▶ DOCUMENT SECTION:
============
Desoddharakudu () is a 1986 Indian Telugu-language action drama film, produced by D. Murali Mohan Rao under the Vijayabhaskar Productions banner and directed by S. S. Ravi Chandra. It stars Nandamuri Balakrishna and Vijayashanti, with music composed by Chakravarthy.

Plot
The film begins in a village where Gopi (Nandamuri Balakrishna) is a naughty guy raised by his grandfather Shankaraiah (Rao Gopal Rao) along with his sister Lakshmi (Samyutha). He always performs mischievous deeds and Shankaraiah masks it to save his prestige. Once, a beautiful girl Vijaya (Vijayashanti) visits their village where her acquaintance with Gopi begins with petty quarrels. Later, she starts liking him after protecting her against harm. Meanwhile, Shankaraiah looks like a match for Lakshmi which breaks up because of Gopi's misdeeds and it leads to Shankaraiah's death. Right now, Gopi aims to acquire his recognition for which he moves towards the city. Parallelly, in another village two malicious Dharma Rayudu (Satyanarayana) & Narasimha Naidu (Nutan Prasad) carry out their barbarities and tries to overpower each other. Fortunately, Vijaya resides therein, the daughter of the School Master (Kantha Rao) who too a victim of their cruelty. So, she files a complaint when Govt appoints a special officer for it. Being cognizant of it, both the devil's alert to take hold of him. Fortuitously, Gopi lands there whom they mistake as the officer. Here Vijaya requests him to continue the role to protect the village. Soon, Vijaya civilizes and establishes him as a master of all fields. Thereafter, Gopi starts teasing Dharma Rayudu & Narasimha Naidu, bars their violations, and develops the village. So, avenged evildoers join together when the truth comes forward and it is revealed that the madman (Gollapudi Maruthi Rao) of the village is the real special officer. At last, Gopi ceases the baddies and the same bridegroom Venu (Arun Kumar) backs to marry Lakshmi witnessing the nobility of Gopi. Finally, the movie ends on a happy note with the marriage of Gopi & Vijaya.
============
▶ WRITTEN REQUEST A:
Answer these about the Desoddharakudu text, one line each:
(i) Who composed the film's music?
(ii) Who raised Gopi along with his sister?
(iii) Who turns out to be the real special officer?
▶ WRITTEN REQUEST B: Proceed with the Desoddharakudu film text from the point where it stops.
The material after this is not needed for the work here.
============
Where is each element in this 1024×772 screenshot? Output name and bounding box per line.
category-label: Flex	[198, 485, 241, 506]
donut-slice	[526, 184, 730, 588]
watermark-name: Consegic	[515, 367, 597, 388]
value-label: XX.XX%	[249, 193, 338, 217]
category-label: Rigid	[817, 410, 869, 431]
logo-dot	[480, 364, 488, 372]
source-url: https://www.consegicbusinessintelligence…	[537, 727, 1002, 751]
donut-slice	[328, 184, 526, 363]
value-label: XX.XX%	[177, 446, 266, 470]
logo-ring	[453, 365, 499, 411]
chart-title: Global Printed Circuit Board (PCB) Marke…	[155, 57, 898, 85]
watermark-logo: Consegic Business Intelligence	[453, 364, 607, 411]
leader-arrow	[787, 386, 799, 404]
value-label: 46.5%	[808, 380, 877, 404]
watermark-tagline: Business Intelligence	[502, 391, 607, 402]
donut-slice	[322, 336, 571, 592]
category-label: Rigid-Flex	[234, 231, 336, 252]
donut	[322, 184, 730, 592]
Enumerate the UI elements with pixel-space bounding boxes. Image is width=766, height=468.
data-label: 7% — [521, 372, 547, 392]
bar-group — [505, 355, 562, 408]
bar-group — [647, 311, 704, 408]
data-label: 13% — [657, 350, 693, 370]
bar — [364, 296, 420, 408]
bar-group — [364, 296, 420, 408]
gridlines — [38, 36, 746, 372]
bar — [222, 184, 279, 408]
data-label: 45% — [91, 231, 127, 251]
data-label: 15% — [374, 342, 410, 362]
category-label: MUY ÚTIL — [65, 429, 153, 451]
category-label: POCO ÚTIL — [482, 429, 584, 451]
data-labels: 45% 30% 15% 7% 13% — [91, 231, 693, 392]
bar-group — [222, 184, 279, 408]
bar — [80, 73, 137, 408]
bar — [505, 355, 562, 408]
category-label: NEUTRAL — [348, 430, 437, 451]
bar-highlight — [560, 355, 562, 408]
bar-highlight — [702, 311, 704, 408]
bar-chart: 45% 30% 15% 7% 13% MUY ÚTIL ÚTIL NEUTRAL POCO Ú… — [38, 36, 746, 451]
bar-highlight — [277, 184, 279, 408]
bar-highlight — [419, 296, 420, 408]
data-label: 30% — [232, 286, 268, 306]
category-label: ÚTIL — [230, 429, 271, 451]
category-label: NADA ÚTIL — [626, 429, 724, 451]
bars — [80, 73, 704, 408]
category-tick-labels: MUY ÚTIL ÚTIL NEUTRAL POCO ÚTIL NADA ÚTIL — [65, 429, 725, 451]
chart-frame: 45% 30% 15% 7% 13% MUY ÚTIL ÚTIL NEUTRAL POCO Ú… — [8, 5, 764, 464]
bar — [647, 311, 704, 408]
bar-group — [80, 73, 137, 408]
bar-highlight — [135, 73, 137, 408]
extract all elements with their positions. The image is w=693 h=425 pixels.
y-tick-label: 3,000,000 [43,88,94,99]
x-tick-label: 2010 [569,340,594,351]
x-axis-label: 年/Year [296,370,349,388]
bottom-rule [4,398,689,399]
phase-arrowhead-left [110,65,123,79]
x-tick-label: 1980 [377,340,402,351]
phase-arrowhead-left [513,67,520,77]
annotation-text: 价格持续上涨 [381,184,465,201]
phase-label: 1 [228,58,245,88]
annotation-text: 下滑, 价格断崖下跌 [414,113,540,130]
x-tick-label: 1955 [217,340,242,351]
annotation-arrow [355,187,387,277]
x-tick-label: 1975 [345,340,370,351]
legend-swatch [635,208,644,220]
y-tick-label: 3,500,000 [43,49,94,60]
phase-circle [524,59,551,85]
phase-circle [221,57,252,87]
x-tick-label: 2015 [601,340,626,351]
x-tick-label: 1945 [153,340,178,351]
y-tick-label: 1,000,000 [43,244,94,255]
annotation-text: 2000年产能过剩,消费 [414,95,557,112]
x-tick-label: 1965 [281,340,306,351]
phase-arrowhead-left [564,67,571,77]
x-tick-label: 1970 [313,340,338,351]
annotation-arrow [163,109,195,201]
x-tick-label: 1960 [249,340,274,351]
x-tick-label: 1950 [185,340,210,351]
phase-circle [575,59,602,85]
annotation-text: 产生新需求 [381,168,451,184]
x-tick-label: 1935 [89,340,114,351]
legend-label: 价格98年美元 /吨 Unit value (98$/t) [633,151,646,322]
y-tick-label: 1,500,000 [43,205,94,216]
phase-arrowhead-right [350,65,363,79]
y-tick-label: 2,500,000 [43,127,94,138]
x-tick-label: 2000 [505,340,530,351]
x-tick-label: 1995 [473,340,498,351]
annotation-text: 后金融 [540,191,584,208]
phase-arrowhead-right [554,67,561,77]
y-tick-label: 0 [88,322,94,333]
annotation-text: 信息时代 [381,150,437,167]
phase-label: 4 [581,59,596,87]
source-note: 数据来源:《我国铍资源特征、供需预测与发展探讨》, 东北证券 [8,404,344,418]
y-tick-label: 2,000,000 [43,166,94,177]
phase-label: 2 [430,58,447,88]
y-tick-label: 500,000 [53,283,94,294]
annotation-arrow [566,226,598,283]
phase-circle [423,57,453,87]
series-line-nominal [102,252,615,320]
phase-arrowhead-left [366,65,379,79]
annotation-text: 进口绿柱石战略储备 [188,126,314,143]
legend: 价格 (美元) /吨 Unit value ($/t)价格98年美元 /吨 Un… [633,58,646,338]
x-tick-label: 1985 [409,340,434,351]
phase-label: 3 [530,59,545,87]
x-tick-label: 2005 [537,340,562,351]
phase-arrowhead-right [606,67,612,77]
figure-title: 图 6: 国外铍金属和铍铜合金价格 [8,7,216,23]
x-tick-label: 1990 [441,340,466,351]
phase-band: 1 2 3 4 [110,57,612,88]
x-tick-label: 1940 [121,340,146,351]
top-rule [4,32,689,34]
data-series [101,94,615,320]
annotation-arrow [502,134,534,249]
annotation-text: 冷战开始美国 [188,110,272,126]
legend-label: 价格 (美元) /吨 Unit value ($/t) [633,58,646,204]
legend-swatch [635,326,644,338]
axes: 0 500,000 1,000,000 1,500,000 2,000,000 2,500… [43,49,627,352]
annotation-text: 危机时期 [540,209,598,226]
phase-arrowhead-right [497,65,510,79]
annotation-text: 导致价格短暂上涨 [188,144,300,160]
============
▶ TASK ANSWER A:
(i) Chakravarthy
(ii) His grandfather Shankaraiah
(iii) The madman of the village

▶ TASK ANSWER B:
Cast

Nandamuri Balakrishna as Gopi 
Vijayashanti as Vijaya
Rao Gopal Rao as Sankarayya
Satyanarayana as Dharma Rayudu
Gollapudi Maruthi Rao as Madman / Special Officer
Nutan Prasad as Narasimha Naidu
Kanta Rao as School Master
Sudhakar as Sivudu
Balaji as Papa Rao
Arun Kumar as Venu 
Suthi Veerabhadra Rao as Post Master
Rallapalli as Kotilingam
Jayabhaskar as Kondandam
Dr. Siva Prasad as Drama Contractor 
Mada as Eedukondalu
KK Sarma as Dr.Seshavatharam
Telephone Satyanarayana as Pichiswara Rao
Chitti Babu as Hanumanthu
Chidatala Appa Rao as Appigadu
Mallikarjuna Rao as Gedala Gavarraju
Mucharlla Aruna as Gowri 
Samyutha as Lakshmi
Kakinada Shyamala as Dharma Rayudu's wife
Kalpana Rai as Post Master's wife
Y. Vijaya as Seetallu

Soundtrack

Music composed by Chakravarthy. Lyrics were written by Veturi. Music released on Sapthaswar Audio Company.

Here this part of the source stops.